Stored records
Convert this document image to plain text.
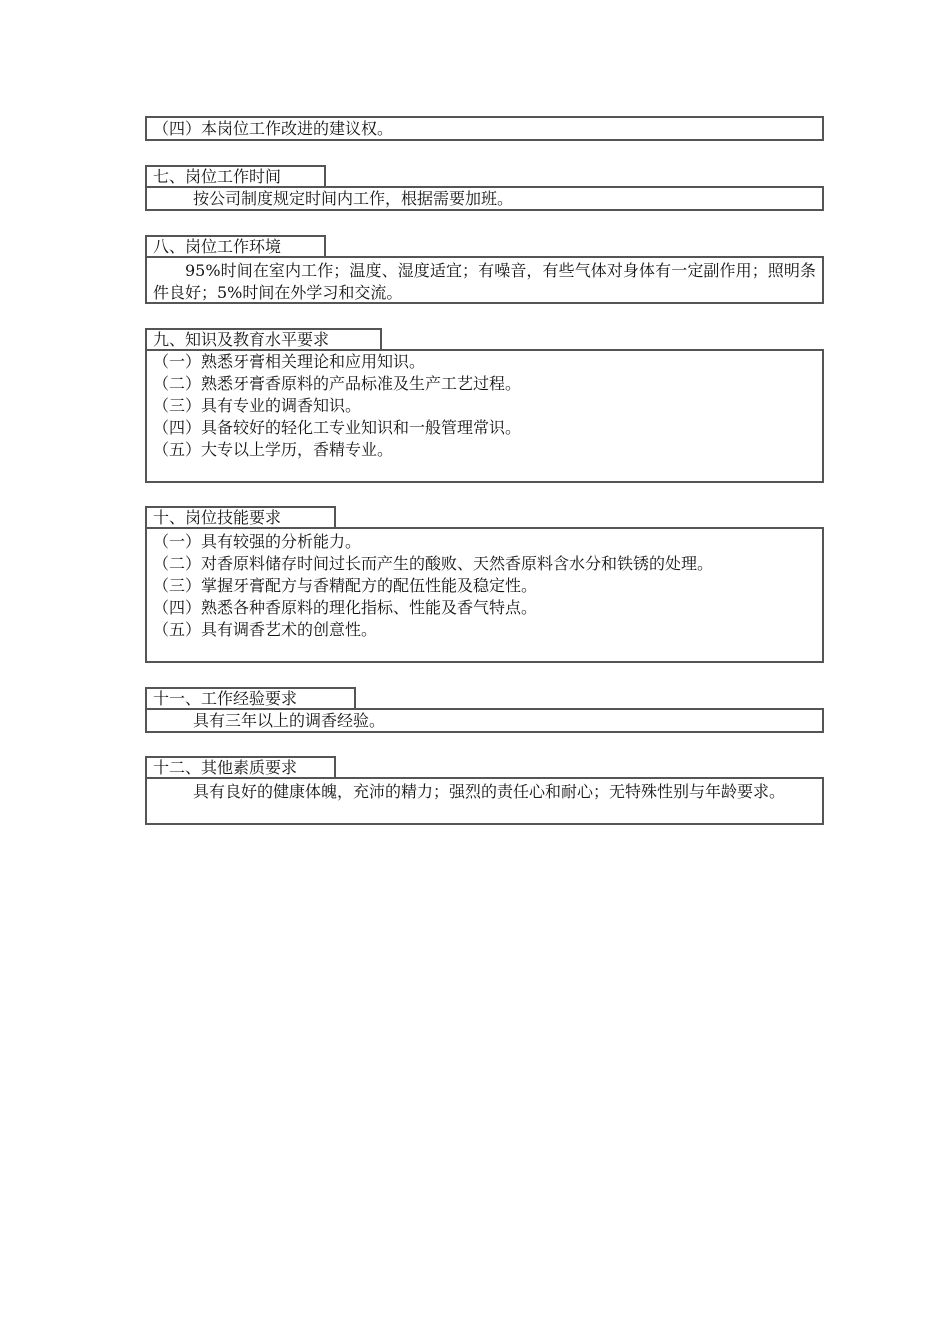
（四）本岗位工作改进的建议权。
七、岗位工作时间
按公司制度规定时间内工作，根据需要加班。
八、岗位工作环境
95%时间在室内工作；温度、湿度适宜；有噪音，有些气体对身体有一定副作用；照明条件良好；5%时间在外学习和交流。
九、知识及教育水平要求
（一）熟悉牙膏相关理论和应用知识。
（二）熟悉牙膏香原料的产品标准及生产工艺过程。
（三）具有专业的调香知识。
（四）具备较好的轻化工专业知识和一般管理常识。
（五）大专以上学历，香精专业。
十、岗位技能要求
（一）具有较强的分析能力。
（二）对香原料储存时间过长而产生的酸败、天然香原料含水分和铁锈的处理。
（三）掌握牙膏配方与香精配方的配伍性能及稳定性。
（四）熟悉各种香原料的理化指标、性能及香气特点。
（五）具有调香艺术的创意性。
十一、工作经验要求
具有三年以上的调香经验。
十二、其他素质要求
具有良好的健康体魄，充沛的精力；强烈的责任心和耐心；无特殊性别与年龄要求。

==

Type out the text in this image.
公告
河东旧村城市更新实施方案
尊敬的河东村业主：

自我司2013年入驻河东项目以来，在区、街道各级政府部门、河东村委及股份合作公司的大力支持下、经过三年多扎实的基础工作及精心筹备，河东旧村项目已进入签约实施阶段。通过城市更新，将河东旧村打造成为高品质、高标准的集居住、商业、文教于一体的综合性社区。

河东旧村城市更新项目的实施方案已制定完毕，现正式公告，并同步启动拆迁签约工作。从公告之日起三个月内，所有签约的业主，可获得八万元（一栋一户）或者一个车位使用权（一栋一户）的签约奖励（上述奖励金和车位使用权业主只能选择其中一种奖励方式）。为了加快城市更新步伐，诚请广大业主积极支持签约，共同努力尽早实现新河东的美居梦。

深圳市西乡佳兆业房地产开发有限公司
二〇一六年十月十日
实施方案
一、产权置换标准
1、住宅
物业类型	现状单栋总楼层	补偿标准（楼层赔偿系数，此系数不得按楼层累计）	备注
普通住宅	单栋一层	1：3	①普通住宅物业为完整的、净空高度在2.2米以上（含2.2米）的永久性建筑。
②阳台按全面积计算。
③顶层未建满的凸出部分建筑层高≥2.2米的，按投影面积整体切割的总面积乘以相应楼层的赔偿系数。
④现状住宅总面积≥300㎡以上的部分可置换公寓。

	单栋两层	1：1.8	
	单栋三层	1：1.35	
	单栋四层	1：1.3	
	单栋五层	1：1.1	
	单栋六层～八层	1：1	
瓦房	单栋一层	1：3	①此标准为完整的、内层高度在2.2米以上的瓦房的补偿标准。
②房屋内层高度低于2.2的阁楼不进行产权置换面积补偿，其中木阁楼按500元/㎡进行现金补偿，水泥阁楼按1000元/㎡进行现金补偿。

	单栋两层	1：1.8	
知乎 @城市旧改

▸ WHAT THIS TASK INVOLVES:
Copy all lines in the listing above where the string "image" appears.

▸ THE COMPLETED TASK:
Convert this document image to plain text.
Type out the text in this image.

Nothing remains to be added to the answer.